* [Do this]
Search the data below for "Toronto"; list each line that holds it.

+===+

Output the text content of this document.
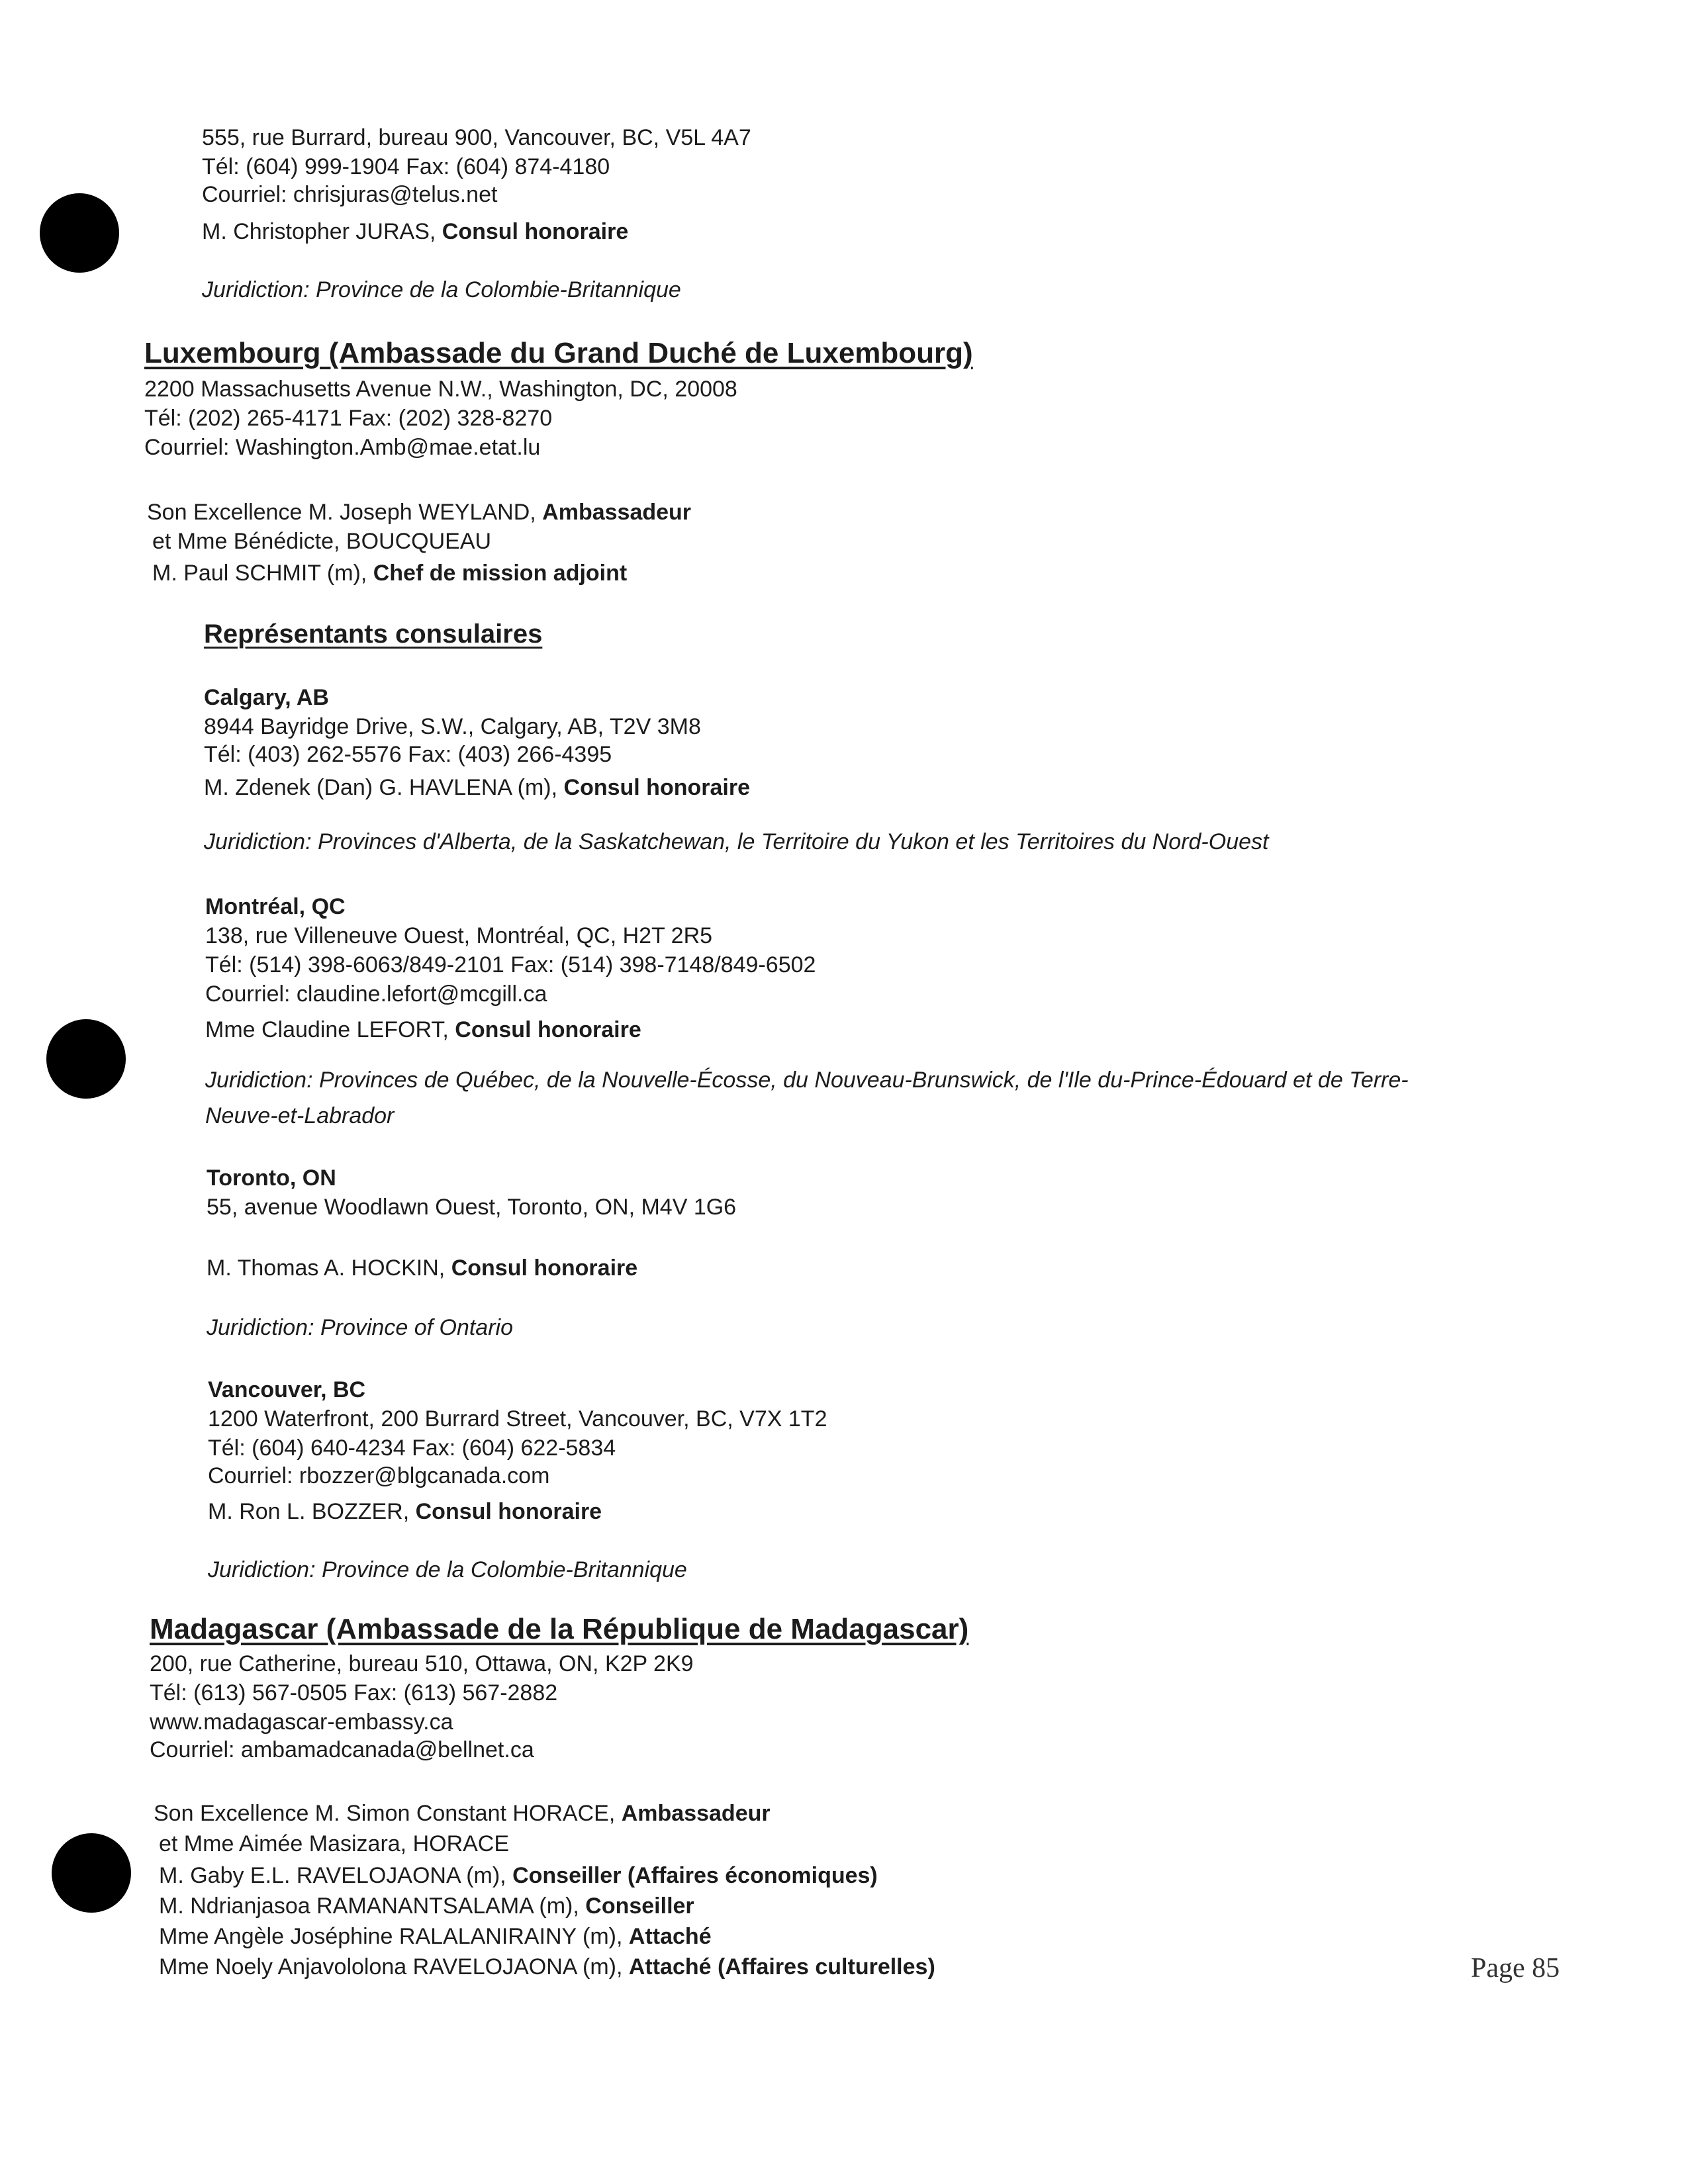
555, rue Burrard, bureau 900, Vancouver, BC, V5L 4A7
Tél: (604) 999-1904 Fax: (604) 874-4180
Courriel: chrisjuras@telus.net
M. Christopher JURAS, Consul honoraire
Juridiction: Province de la Colombie-Britannique
Luxembourg (Ambassade du Grand Duché de Luxembourg)
2200 Massachusetts Avenue N.W., Washington, DC, 20008
Tél: (202) 265-4171 Fax: (202) 328-8270
Courriel: Washington.Amb@mae.etat.lu
Son Excellence M. Joseph WEYLAND, Ambassadeur
et Mme Bénédicte, BOUCQUEAU
M. Paul SCHMIT (m), Chef de mission adjoint
Représentants consulaires
Calgary, AB
8944 Bayridge Drive, S.W., Calgary, AB, T2V 3M8
Tél: (403) 262-5576 Fax: (403) 266-4395
M. Zdenek (Dan) G. HAVLENA (m), Consul honoraire
Juridiction: Provinces d'Alberta, de la Saskatchewan, le Territoire du Yukon et les Territoires du Nord-Ouest
Montréal, QC
138, rue Villeneuve Ouest, Montréal, QC, H2T 2R5
Tél: (514) 398-6063/849-2101 Fax: (514) 398-7148/849-6502
Courriel: claudine.lefort@mcgill.ca
Mme Claudine LEFORT, Consul honoraire
Juridiction: Provinces de Québec, de la Nouvelle-Écosse, du Nouveau-Brunswick, de l'Ile du-Prince-Édouard et de Terre-
Neuve-et-Labrador
Toronto, ON
55, avenue Woodlawn Ouest, Toronto, ON, M4V 1G6
M. Thomas A. HOCKIN, Consul honoraire
Juridiction: Province of Ontario
Vancouver, BC
1200 Waterfront, 200 Burrard Street, Vancouver, BC, V7X 1T2
Tél: (604) 640-4234 Fax: (604) 622-5834
Courriel: rbozzer@blgcanada.com
M. Ron L. BOZZER, Consul honoraire
Juridiction: Province de la Colombie-Britannique
Madagascar (Ambassade de la République de Madagascar)
200, rue Catherine, bureau 510, Ottawa, ON, K2P 2K9
Tél: (613) 567-0505 Fax: (613) 567-2882
www.madagascar-embassy.ca
Courriel: ambamadcanada@bellnet.ca
Son Excellence M. Simon Constant HORACE, Ambassadeur
et Mme Aimée Masizara, HORACE
M. Gaby E.L. RAVELOJAONA (m), Conseiller (Affaires économiques)
M. Ndrianjasoa RAMANANTSALAMA (m), Conseiller
Mme Angèle Joséphine RALALANIRAINY (m), Attaché
Mme Noely Anjavololona RAVELOJAONA (m), Attaché (Affaires culturelles)	Page 85
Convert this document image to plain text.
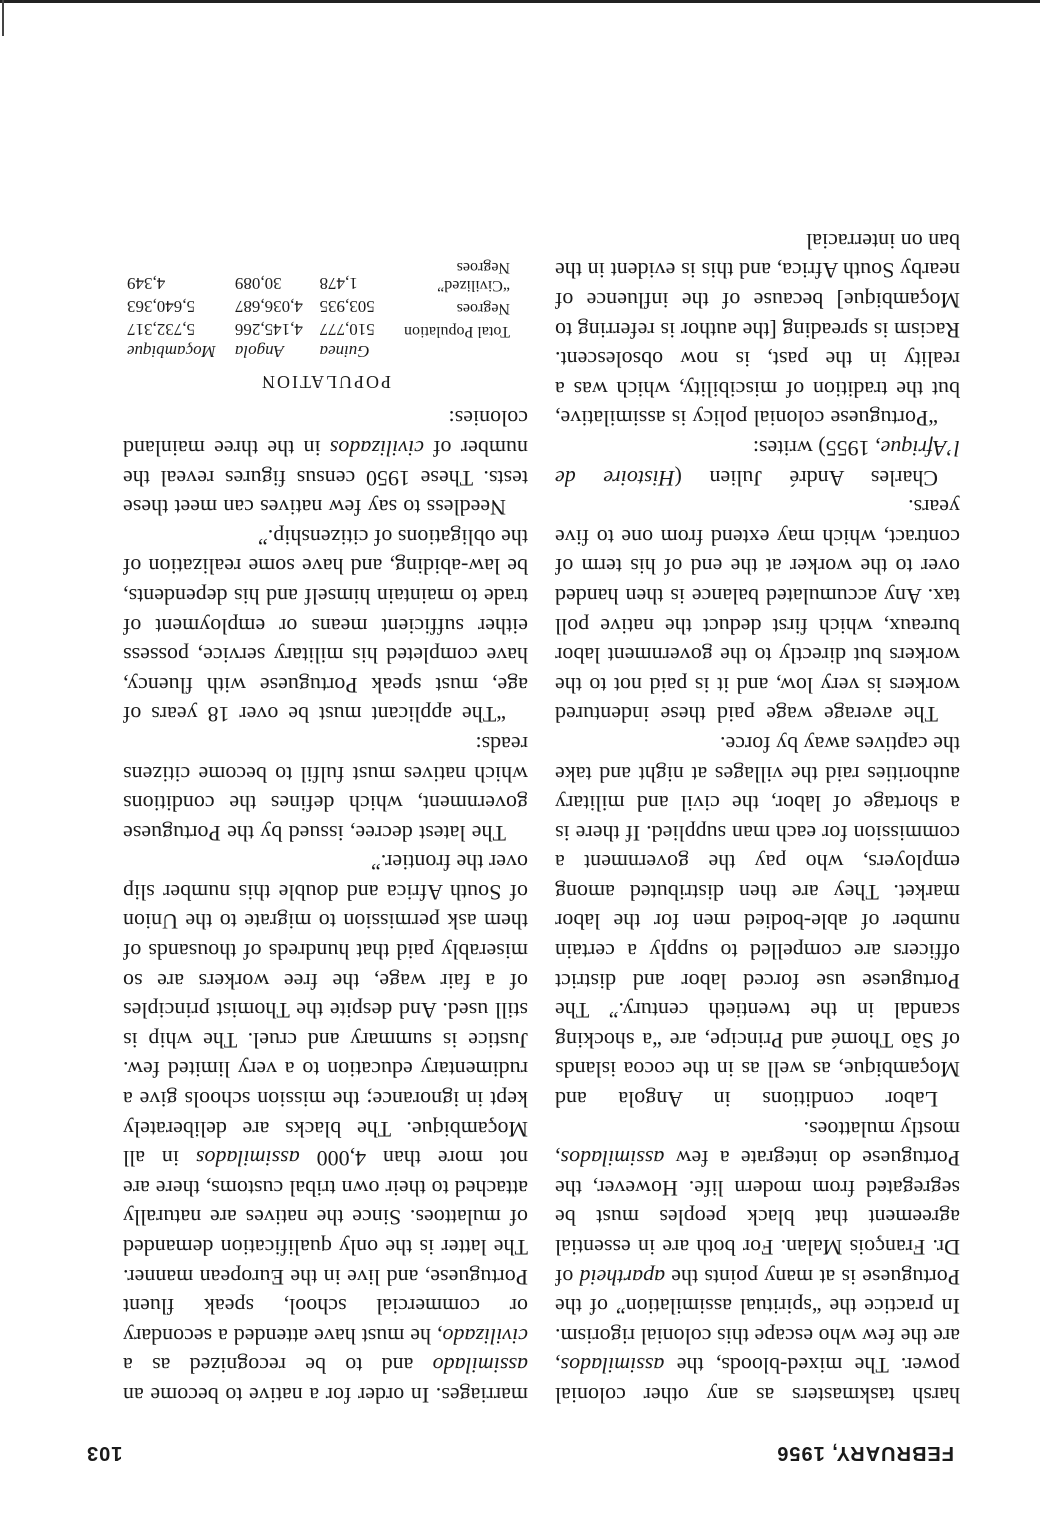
FEBRUARY, 1956
103

harsh taskmasters as any other colonial power. The mixed-bloods, the assimilados, are the few who escape this colonial rigorism. In practice the “spiritual assimilation” of the Portuguese is at many points the apartheid of Dr. François Malan. For both are in essential agreement that black peoples must be segregated from modern life. However, the Portuguese do integrate a few assimilados, mostly mulattoes.

Labor conditions in Angola and Moçambique, as well as in the cocoa islands of São Thomé and Principe, are “a shocking scandal in the twentieth century.” The Portuguese use forced labor and district officers are compelled to supply a certain number of able-bodied men for the labor market. They are then distributed among employers, who pay the government a commission for each man supplied. If there is a shortage of labor, the civil and military authorities raid the villages at night and take the captives away by force.

The average wage paid these indentured workers is very low, and it is paid not to the workers but directly to the government labor bureaux, which first deduct the native poll tax. Any accumulated balance is then handed over to the worker at the end of his term of contract, which may extend from one to five years.

Charles André Julien (Histoire de l’Afrique, 1955) writes:

“Portuguese colonial policy is assimilative, but the tradition of miscibility, which was a reality in the past, is now obsolescent. Racism is spreading [the author is referring to Moçambique] because of the influence of nearby South Africa, and this is evident in the ban on interracial

marriages. In order for a native to become an assimilado and to be recognized as a civilizado, he must have attended a secondary or commercial school, speak fluent Portuguese, and live in the European manner. The latter is the only qualification demanded of mulattoes. Since the natives are naturally attached to their own tribal customs, there are not more than 4,000 assimilados in all Moçambique. The blacks are deliberately kept in ignorance; the mission schools give a rudimentary education to a very limited few. Justice is summary and cruel. The whip is still used. And despite the Thomist principles of a fair wage, the free workers are so miserably paid that hundreds of thousands of them ask permission to migrate to the Union of South Africa and double this number slip over the frontier.”

The latest decree, issued by the Portuguese government, which defines the conditions which natives must fulfil to become citizens reads:

“The applicant must be over 18 years of age, must speak Portuguese with fluency, have completed his military service, possess either sufficient means or employment of trade to maintain himself and his dependents, be law-abiding, and have some realization of the obligations of citizenship.”

Needless to say few natives can meet these tests. These 1950 census figures reveal the number of civilizados in the three mainland colonies:

POPULATION
	Guinea	Angola	Moçambique
Total Population	510,777	4,145,266	5,732,317
Negroes	503,935	4,036,687	5,640,363
“Civilized” Negroes	1,478	30,089	4,349
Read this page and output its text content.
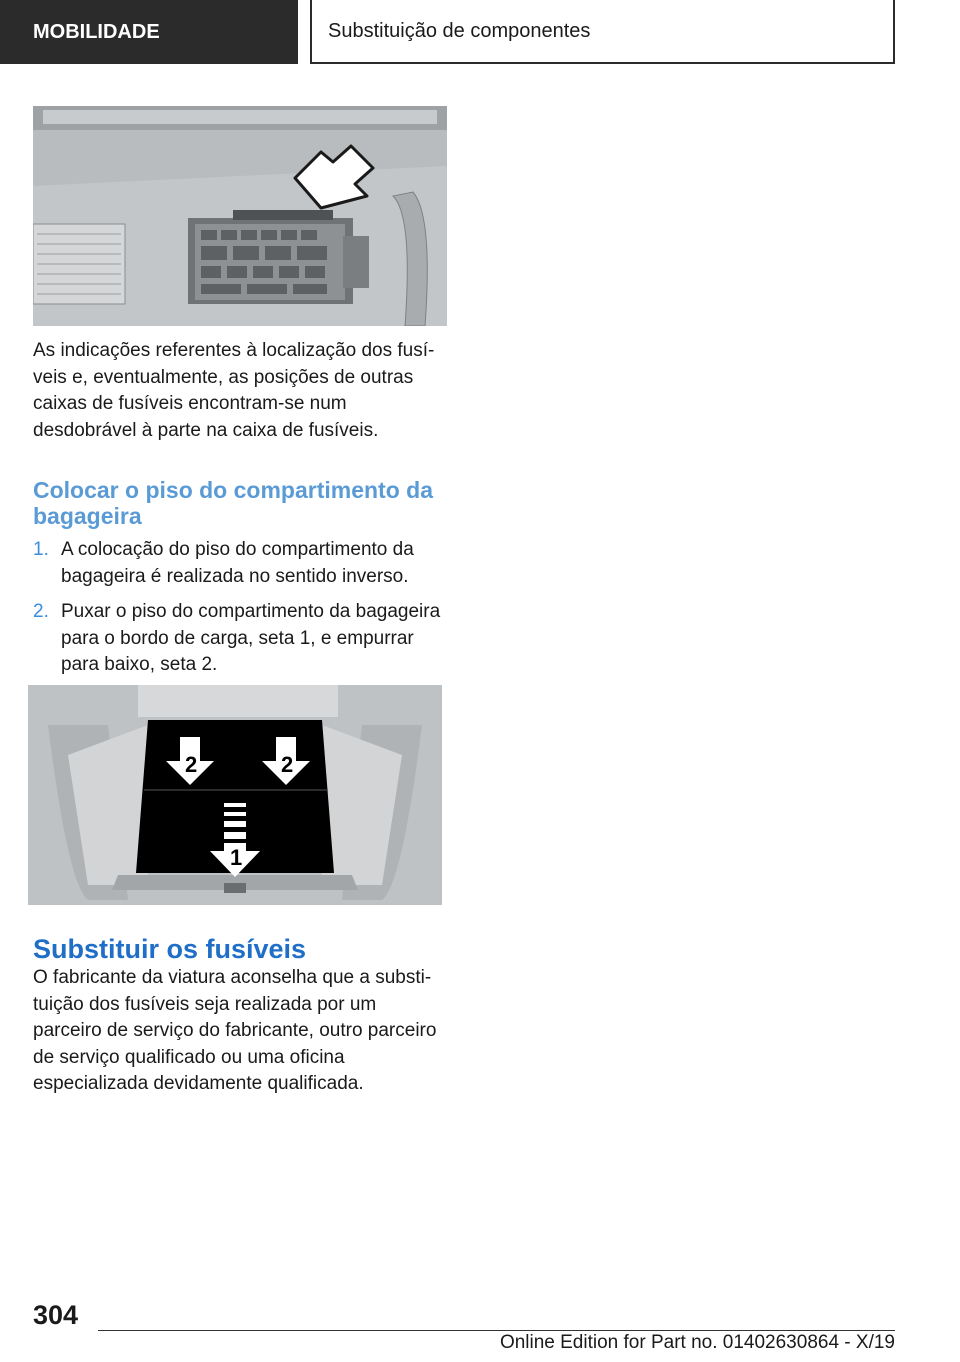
MOBILIDADE	Substituição de componentes

As indicações referentes à localização dos fusíveis e, eventualmente, as posições de outras caixas de fusíveis encontram-se num desdobrável à parte na caixa de fusíveis.

Colocar o piso do compartimento da bagageira
1. A colocação do piso do compartimento da bagageira é realizada no sentido inverso.
2. Puxar o piso do compartimento da bagageira para o bordo de carga, seta 1, e empurrar para baixo, seta 2.
2	2
1
Substituir os fusíveis

O fabricante da viatura aconselha que a substituição dos fusíveis seja realizada por um parceiro de serviço do fabricante, outro parceiro de serviço qualificado ou uma oficina especializada devidamente qualificada.

304
Online Edition for Part no. 01402630864 - X/19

+===+

* [Full answer]
Toronto, ON
55, avenue Woodlawn Ouest, Toronto, ON, M4V 1G6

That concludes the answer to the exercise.